┌─ Supplied information

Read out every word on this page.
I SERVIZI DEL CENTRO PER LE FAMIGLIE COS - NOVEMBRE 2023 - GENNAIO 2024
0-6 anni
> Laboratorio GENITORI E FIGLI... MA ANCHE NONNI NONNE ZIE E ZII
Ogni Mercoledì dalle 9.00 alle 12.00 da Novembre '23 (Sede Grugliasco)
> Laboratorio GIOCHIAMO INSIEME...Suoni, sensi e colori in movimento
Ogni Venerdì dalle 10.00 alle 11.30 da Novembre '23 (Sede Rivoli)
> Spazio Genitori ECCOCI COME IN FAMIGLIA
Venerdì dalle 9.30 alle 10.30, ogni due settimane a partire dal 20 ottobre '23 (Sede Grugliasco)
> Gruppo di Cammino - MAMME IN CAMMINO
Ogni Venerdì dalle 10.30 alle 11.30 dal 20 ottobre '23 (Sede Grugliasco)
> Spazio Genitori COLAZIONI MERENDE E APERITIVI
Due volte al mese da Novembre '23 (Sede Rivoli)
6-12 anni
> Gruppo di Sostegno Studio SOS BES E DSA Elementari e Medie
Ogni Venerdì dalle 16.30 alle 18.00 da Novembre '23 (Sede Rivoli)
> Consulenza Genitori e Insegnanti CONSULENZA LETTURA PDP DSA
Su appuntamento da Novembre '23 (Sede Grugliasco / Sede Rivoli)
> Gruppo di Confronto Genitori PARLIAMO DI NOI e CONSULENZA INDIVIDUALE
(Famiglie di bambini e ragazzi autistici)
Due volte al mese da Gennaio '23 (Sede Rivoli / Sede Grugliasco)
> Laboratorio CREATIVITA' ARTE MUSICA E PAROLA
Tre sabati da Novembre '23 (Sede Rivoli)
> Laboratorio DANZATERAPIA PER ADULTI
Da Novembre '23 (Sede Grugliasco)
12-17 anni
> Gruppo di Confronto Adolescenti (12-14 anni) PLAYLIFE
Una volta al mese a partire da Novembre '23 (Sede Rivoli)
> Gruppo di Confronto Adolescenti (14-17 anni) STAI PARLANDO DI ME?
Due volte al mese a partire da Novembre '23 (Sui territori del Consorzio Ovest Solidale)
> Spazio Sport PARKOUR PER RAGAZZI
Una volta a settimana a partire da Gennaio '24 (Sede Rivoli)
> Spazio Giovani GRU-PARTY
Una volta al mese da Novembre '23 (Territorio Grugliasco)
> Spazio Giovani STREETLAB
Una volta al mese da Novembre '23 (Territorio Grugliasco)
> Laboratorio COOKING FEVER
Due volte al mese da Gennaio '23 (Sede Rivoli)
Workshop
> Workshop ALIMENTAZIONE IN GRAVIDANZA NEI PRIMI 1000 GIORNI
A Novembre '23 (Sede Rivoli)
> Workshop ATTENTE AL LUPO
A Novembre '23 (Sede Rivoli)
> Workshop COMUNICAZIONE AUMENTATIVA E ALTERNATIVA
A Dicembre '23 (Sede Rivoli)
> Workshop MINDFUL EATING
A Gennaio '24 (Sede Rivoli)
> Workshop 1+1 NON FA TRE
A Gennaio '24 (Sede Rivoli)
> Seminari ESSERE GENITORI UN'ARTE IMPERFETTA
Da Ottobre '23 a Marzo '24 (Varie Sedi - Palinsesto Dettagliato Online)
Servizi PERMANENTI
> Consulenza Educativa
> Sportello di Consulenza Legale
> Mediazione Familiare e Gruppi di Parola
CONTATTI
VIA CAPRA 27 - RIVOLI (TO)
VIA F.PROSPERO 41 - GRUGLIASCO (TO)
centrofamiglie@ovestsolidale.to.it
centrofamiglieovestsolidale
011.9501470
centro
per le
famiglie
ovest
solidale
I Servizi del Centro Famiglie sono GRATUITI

└─
┌─ Supplied information

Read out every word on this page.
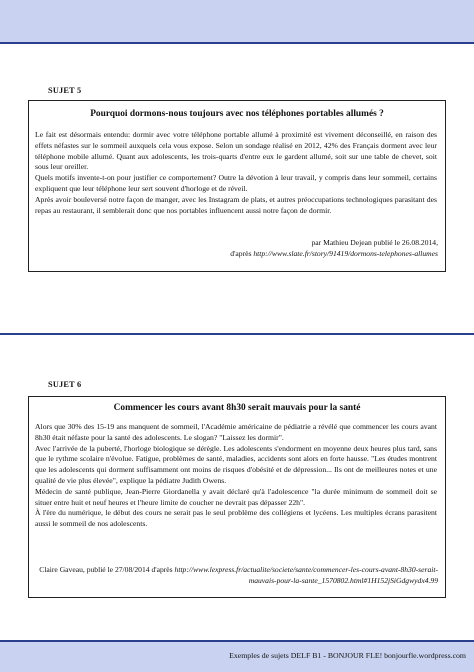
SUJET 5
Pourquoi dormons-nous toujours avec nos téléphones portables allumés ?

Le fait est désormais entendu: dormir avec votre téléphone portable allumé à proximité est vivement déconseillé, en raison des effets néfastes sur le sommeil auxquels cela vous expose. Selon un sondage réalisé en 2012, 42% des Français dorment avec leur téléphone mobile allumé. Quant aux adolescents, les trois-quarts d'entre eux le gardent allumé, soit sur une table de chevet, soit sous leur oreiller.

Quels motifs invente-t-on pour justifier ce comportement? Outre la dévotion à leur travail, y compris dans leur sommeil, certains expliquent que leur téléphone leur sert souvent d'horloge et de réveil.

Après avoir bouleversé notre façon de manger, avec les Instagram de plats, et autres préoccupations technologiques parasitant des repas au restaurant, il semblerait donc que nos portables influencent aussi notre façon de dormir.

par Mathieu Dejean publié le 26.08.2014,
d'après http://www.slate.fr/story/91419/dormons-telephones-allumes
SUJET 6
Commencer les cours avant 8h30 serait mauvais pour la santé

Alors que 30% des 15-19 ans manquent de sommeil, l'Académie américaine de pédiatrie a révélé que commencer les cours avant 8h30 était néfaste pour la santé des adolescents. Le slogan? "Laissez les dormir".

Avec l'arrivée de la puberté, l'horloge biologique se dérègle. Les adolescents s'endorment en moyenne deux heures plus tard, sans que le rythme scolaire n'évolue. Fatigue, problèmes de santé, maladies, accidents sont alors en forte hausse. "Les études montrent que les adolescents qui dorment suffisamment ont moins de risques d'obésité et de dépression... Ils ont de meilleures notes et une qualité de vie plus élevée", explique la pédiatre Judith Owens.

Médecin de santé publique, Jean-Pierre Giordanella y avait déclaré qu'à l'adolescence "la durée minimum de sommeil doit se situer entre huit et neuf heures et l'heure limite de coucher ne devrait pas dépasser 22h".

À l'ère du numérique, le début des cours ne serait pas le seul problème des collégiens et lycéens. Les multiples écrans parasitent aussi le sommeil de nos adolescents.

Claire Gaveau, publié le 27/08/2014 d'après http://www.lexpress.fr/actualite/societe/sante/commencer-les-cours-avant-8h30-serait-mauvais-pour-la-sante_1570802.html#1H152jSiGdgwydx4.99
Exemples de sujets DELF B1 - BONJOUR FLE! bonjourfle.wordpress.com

└─

- **Your instructions**
Filter the records, keeping only lines that contain "http", and show those lines.

- **Completed exercise**
d'après http://www.slate.fr/story/91419/dormons-telephones-allumes
Claire Gaveau, publié le 27/08/2014 d'après http://www.lexpress.fr/actualite/societe/sante/commencer-les-cours-avant-8h30-serait-mauvais-pour-la-sante_1570802.html#1H152jSiGdgwydx4.99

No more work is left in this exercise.